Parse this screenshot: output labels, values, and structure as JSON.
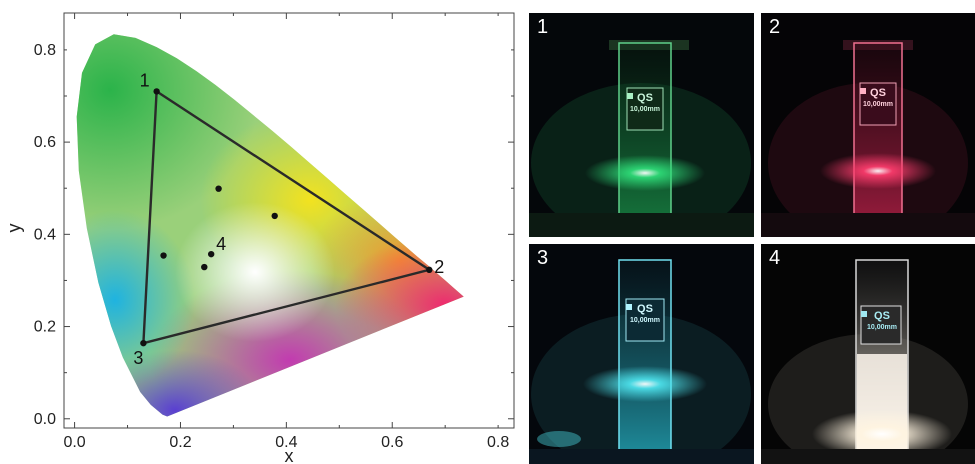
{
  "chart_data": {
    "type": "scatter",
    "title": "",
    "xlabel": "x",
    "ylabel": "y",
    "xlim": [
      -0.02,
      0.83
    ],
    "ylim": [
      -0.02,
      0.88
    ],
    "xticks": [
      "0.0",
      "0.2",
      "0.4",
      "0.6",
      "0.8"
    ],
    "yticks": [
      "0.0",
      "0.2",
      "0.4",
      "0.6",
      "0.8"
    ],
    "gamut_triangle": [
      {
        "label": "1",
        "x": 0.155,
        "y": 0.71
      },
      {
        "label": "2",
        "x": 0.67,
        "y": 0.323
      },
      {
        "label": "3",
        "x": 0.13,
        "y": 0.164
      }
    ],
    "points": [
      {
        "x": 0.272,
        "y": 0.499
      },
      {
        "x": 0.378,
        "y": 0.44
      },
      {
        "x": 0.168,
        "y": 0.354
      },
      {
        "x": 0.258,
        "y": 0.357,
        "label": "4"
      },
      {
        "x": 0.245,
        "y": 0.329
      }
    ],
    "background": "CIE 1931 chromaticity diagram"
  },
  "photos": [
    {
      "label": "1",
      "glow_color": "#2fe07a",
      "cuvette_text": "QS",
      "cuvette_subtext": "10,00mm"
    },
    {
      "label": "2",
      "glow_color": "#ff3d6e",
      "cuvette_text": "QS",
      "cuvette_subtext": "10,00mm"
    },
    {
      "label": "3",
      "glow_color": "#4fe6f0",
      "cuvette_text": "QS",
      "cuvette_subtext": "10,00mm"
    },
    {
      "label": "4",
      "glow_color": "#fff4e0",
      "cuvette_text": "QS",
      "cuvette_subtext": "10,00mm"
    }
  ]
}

::::

> _Problem to work on_:
Transcribe all entries above exactly. Drop the pictures.

> _Finished exercise_:
Parse this screenshot: output labels, values, and structure as JSON.
{
  "chart_data": {
    "type": "scatter",
    "title": "",
    "xlabel": "x",
    "ylabel": "y",
    "xlim": [
      -0.02,
      0.83
    ],
    "ylim": [
      -0.02,
      0.88
    ],
    "xticks": [
      "0.0",
      "0.2",
      "0.4",
      "0.6",
      "0.8"
    ],
    "yticks": [
      "0.0",
      "0.2",
      "0.4",
      "0.6",
      "0.8"
    ],
    "gamut_triangle": [
      {
        "label": "1",
        "x": 0.155,
        "y": 0.71
      },
      {
        "label": "2",
        "x": 0.67,
        "y": 0.323
      },
      {
        "label": "3",
        "x": 0.13,
        "y": 0.164
      }
    ],
    "points": [
      {
        "x": 0.272,
        "y": 0.499
      },
      {
        "x": 0.378,
        "y": 0.44
      },
      {
        "x": 0.168,
        "y": 0.354
      },
      {
        "x": 0.258,
        "y": 0.357,
        "label": "4"
      },
      {
        "x": 0.245,
        "y": 0.329
      }
    ],
    "background": "CIE 1931 chromaticity diagram"
  },
  "photos": [
    {
      "label": "1",
      "glow_color": "#2fe07a",
      "cuvette_text": "QS",
      "cuvette_subtext": "10,00mm"
    },
    {
      "label": "2",
      "glow_color": "#ff3d6e",
      "cuvette_text": "QS",
      "cuvette_subtext": "10,00mm"
    },
    {
      "label": "3",
      "glow_color": "#4fe6f0",
      "cuvette_text": "QS",
      "cuvette_subtext": "10,00mm"
    },
    {
      "label": "4",
      "glow_color": "#fff4e0",
      "cuvette_text": "QS",
      "cuvette_subtext": "10,00mm"
    }
  ]
}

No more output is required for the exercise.